Transcribe each line exactly.

◆ ◆ ◆ ◆ ◆

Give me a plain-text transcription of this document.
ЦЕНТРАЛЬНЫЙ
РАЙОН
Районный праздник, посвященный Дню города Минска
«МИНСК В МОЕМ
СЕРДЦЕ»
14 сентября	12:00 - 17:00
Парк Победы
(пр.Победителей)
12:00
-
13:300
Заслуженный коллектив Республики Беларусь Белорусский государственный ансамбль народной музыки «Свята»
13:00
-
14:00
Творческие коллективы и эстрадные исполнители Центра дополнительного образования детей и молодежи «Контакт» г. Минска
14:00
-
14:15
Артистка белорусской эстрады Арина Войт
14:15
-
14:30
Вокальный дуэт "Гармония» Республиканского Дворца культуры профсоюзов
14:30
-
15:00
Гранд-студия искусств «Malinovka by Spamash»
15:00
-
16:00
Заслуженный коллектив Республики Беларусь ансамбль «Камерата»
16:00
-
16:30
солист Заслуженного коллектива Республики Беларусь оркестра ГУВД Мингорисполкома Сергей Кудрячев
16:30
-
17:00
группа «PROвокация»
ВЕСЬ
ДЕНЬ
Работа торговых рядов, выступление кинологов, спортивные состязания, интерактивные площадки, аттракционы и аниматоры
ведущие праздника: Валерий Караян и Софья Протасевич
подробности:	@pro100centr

◆ ◆ ◆ ◆ ◆

* Complete answer:
Give me a plain-text transcription of this document.
ЦЕНТРАЛЬНЫЙ
РАЙОН
Районный праздник, посвященный Дню города Минска
«МИНСК В МОЕМ
СЕРДЦЕ»
14 сентября	12:00 - 17:00
Парк Победы
(пр.Победителей)
12:00
-
13:300
Заслуженный коллектив Республики Беларусь Белорусский государственный ансамбль народной музыки «Свята»
13:00
-
14:00
Творческие коллективы и эстрадные исполнители Центра дополнительного образования детей и молодежи «Контакт» г. Минска
14:00
-
14:15
Артистка белорусской эстрады Арина Войт
14:15
-
14:30
Вокальный дуэт "Гармония» Республиканского Дворца культуры профсоюзов
14:30
-
15:00
Гранд-студия искусств «Malinovka by Spamash»
15:00
-
16:00
Заслуженный коллектив Республики Беларусь ансамбль «Камерата»
16:00
-
16:30
солист Заслуженного коллектива Республики Беларусь оркестра ГУВД Мингорисполкома Сергей Кудрячев
16:30
-
17:00
группа «PROвокация»
ВЕСЬ
ДЕНЬ
Работа торговых рядов, выступление кинологов, спортивные состязания, интерактивные площадки, аттракционы и аниматоры
ведущие праздника: Валерий Караян и Софья Протасевич
подробности:	@pro100centr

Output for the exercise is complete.